-- THE EXERCISE --
Please pull out every line that includes the string "avatar".

-- RECORDS --
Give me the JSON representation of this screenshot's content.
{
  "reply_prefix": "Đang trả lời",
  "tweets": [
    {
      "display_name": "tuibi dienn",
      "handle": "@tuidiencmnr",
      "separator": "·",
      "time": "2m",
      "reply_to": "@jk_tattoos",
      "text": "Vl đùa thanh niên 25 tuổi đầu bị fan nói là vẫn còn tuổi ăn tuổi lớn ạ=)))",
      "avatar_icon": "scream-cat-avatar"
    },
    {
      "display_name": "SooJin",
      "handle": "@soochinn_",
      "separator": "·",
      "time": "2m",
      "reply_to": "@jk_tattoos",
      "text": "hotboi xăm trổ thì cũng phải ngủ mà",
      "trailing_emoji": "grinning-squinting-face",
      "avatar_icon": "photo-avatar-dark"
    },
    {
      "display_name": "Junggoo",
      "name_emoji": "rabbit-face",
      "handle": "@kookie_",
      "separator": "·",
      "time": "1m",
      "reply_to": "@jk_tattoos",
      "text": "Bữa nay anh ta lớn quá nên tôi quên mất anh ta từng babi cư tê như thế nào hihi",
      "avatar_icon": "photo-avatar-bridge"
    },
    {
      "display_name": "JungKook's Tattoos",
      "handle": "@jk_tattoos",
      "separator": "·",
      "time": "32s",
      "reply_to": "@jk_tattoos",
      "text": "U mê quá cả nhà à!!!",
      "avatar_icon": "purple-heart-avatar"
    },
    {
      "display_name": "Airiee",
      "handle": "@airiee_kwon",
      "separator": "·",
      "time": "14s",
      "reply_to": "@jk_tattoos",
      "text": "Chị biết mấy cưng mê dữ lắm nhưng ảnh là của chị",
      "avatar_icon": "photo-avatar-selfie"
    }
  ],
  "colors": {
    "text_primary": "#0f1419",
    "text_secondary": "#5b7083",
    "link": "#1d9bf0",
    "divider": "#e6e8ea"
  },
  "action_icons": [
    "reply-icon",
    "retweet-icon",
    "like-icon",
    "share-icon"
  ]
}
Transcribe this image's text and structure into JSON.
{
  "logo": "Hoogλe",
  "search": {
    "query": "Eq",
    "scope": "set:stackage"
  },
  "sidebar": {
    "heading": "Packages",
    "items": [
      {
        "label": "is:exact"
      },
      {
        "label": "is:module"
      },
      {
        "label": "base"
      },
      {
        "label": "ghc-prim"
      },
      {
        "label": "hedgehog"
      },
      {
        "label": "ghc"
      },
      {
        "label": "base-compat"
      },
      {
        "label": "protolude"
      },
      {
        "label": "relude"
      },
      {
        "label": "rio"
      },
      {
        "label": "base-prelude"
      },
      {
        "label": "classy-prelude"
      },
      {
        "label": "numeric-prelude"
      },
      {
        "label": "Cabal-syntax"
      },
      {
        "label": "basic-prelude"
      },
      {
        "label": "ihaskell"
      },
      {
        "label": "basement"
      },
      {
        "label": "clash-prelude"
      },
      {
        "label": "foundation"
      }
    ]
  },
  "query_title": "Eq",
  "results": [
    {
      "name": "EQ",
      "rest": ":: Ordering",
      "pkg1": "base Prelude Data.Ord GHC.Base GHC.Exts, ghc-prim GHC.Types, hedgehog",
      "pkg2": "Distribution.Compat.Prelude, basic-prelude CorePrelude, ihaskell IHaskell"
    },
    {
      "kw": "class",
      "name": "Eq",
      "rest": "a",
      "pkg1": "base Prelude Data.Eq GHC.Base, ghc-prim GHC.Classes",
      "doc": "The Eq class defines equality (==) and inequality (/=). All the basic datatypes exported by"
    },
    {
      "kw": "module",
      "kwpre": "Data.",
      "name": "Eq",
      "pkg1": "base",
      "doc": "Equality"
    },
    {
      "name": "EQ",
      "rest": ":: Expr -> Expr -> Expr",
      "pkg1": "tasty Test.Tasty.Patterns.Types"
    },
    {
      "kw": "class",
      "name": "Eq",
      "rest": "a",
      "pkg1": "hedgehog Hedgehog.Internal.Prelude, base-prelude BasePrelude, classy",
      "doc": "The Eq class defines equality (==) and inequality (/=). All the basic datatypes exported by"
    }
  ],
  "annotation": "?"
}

-- RESULT OF THIS TASK --
      "avatar_icon": "scream-cat-avatar"
      "avatar_icon": "photo-avatar-dark"
      "avatar_icon": "photo-avatar-bridge"
      "avatar_icon": "purple-heart-avatar"
      "avatar_icon": "photo-avatar-selfie"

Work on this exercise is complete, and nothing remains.